-- Objective --
Output each entry verbatim and exclude every picture from it.

-- Items --
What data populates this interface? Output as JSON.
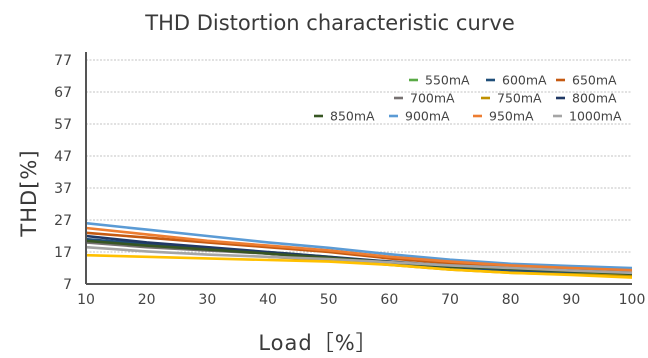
{
  "chart_data": {
    "type": "line",
    "title": "THD Distortion characteristic curve",
    "xlabel": "Load［%］",
    "ylabel": "THD[%]",
    "x": [
      10,
      20,
      30,
      40,
      50,
      60,
      70,
      80,
      90,
      100
    ],
    "xlim": [
      10,
      100
    ],
    "ylim": [
      7,
      77
    ],
    "yticks": [
      7,
      17,
      27,
      37,
      47,
      57,
      67,
      77
    ],
    "grid": true,
    "legend_position": "top-right",
    "series": [
      {
        "name": "550mA",
        "color": "#5aaa46",
        "x": [
          40,
          50,
          60,
          70,
          80,
          90,
          100
        ],
        "values": [
          17,
          15.5,
          13.5,
          12,
          11,
          10.5,
          10
        ]
      },
      {
        "name": "600mA",
        "color": "#1f4e79",
        "x": [
          10,
          20,
          30,
          40,
          50,
          60,
          70,
          80,
          90,
          100
        ],
        "values": [
          21,
          19.5,
          18,
          16.5,
          15,
          13.5,
          12,
          11.2,
          10.8,
          10.5
        ]
      },
      {
        "name": "650mA",
        "color": "#c55a11",
        "x": [
          10,
          20,
          30,
          40,
          50,
          60,
          70,
          80,
          90,
          100
        ],
        "values": [
          23,
          21.5,
          20,
          18.5,
          17,
          15,
          13.5,
          12.5,
          11.8,
          11
        ]
      },
      {
        "name": "700mA",
        "color": "#767171",
        "x": [
          10,
          20,
          30,
          40,
          50,
          60,
          70,
          80,
          90,
          100
        ],
        "values": [
          20,
          18.5,
          17.5,
          16.5,
          15.2,
          14,
          12.8,
          12,
          11.2,
          10.5
        ]
      },
      {
        "name": "750mA",
        "color": "#bf9000",
        "x": [
          40,
          50,
          60,
          70,
          80,
          90,
          100
        ],
        "values": [
          15.5,
          14.5,
          13,
          11.5,
          10.5,
          10,
          9.5
        ]
      },
      {
        "name": "800mA",
        "color": "#203864",
        "x": [
          10,
          20,
          30,
          40,
          50,
          60,
          70,
          80,
          90,
          100
        ],
        "values": [
          22,
          20,
          18.5,
          17,
          15.5,
          14,
          12.5,
          11.8,
          11.2,
          10.5
        ]
      },
      {
        "name": "850mA",
        "color": "#375623",
        "x": [
          10,
          20,
          30,
          40,
          50,
          60,
          70,
          80,
          90,
          100
        ],
        "values": [
          20.5,
          19,
          17.8,
          16.5,
          15.2,
          13.8,
          12.5,
          11.8,
          11,
          10.2
        ]
      },
      {
        "name": "900mA",
        "color": "#5b9bd5",
        "x": [
          10,
          20,
          30,
          40,
          50,
          60,
          70,
          80,
          90,
          100
        ],
        "values": [
          26,
          24,
          22,
          20,
          18.3,
          16.3,
          14.6,
          13.3,
          12.6,
          12
        ]
      },
      {
        "name": "950mA",
        "color": "#ed7d31",
        "x": [
          10,
          20,
          30,
          40,
          50,
          60,
          70,
          80,
          90,
          100
        ],
        "values": [
          24.5,
          22.5,
          20.5,
          19,
          17.5,
          15.5,
          14,
          12.8,
          12,
          11.3
        ]
      },
      {
        "name": "1000mA",
        "color": "#a5a5a5",
        "x": [
          10,
          20,
          30,
          40,
          50,
          60,
          70,
          80,
          90,
          100
        ],
        "values": [
          18.5,
          17.2,
          16.2,
          15.5,
          14.8,
          13.8,
          12.8,
          12,
          11.2,
          10.5
        ]
      },
      {
        "name": "",
        "color": "#ffc000",
        "x": [
          10,
          20,
          30,
          40,
          50,
          60,
          70,
          80,
          90,
          100
        ],
        "values": [
          16,
          15.5,
          15,
          14.5,
          14,
          13,
          11.5,
          10.5,
          9.8,
          9
        ]
      }
    ]
  }
}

-- Response --
What data populates this interface? Output as JSON.
{
  "chart_data": {
    "type": "line",
    "title": "THD Distortion characteristic curve",
    "xlabel": "Load［%］",
    "ylabel": "THD[%]",
    "x": [
      10,
      20,
      30,
      40,
      50,
      60,
      70,
      80,
      90,
      100
    ],
    "xlim": [
      10,
      100
    ],
    "ylim": [
      7,
      77
    ],
    "yticks": [
      7,
      17,
      27,
      37,
      47,
      57,
      67,
      77
    ],
    "grid": true,
    "legend_position": "top-right",
    "series": [
      {
        "name": "550mA",
        "color": "#5aaa46",
        "x": [
          40,
          50,
          60,
          70,
          80,
          90,
          100
        ],
        "values": [
          17,
          15.5,
          13.5,
          12,
          11,
          10.5,
          10
        ]
      },
      {
        "name": "600mA",
        "color": "#1f4e79",
        "x": [
          10,
          20,
          30,
          40,
          50,
          60,
          70,
          80,
          90,
          100
        ],
        "values": [
          21,
          19.5,
          18,
          16.5,
          15,
          13.5,
          12,
          11.2,
          10.8,
          10.5
        ]
      },
      {
        "name": "650mA",
        "color": "#c55a11",
        "x": [
          10,
          20,
          30,
          40,
          50,
          60,
          70,
          80,
          90,
          100
        ],
        "values": [
          23,
          21.5,
          20,
          18.5,
          17,
          15,
          13.5,
          12.5,
          11.8,
          11
        ]
      },
      {
        "name": "700mA",
        "color": "#767171",
        "x": [
          10,
          20,
          30,
          40,
          50,
          60,
          70,
          80,
          90,
          100
        ],
        "values": [
          20,
          18.5,
          17.5,
          16.5,
          15.2,
          14,
          12.8,
          12,
          11.2,
          10.5
        ]
      },
      {
        "name": "750mA",
        "color": "#bf9000",
        "x": [
          40,
          50,
          60,
          70,
          80,
          90,
          100
        ],
        "values": [
          15.5,
          14.5,
          13,
          11.5,
          10.5,
          10,
          9.5
        ]
      },
      {
        "name": "800mA",
        "color": "#203864",
        "x": [
          10,
          20,
          30,
          40,
          50,
          60,
          70,
          80,
          90,
          100
        ],
        "values": [
          22,
          20,
          18.5,
          17,
          15.5,
          14,
          12.5,
          11.8,
          11.2,
          10.5
        ]
      },
      {
        "name": "850mA",
        "color": "#375623",
        "x": [
          10,
          20,
          30,
          40,
          50,
          60,
          70,
          80,
          90,
          100
        ],
        "values": [
          20.5,
          19,
          17.8,
          16.5,
          15.2,
          13.8,
          12.5,
          11.8,
          11,
          10.2
        ]
      },
      {
        "name": "900mA",
        "color": "#5b9bd5",
        "x": [
          10,
          20,
          30,
          40,
          50,
          60,
          70,
          80,
          90,
          100
        ],
        "values": [
          26,
          24,
          22,
          20,
          18.3,
          16.3,
          14.6,
          13.3,
          12.6,
          12
        ]
      },
      {
        "name": "950mA",
        "color": "#ed7d31",
        "x": [
          10,
          20,
          30,
          40,
          50,
          60,
          70,
          80,
          90,
          100
        ],
        "values": [
          24.5,
          22.5,
          20.5,
          19,
          17.5,
          15.5,
          14,
          12.8,
          12,
          11.3
        ]
      },
      {
        "name": "1000mA",
        "color": "#a5a5a5",
        "x": [
          10,
          20,
          30,
          40,
          50,
          60,
          70,
          80,
          90,
          100
        ],
        "values": [
          18.5,
          17.2,
          16.2,
          15.5,
          14.8,
          13.8,
          12.8,
          12,
          11.2,
          10.5
        ]
      },
      {
        "name": "",
        "color": "#ffc000",
        "x": [
          10,
          20,
          30,
          40,
          50,
          60,
          70,
          80,
          90,
          100
        ],
        "values": [
          16,
          15.5,
          15,
          14.5,
          14,
          13,
          11.5,
          10.5,
          9.8,
          9
        ]
      }
    ]
  }
}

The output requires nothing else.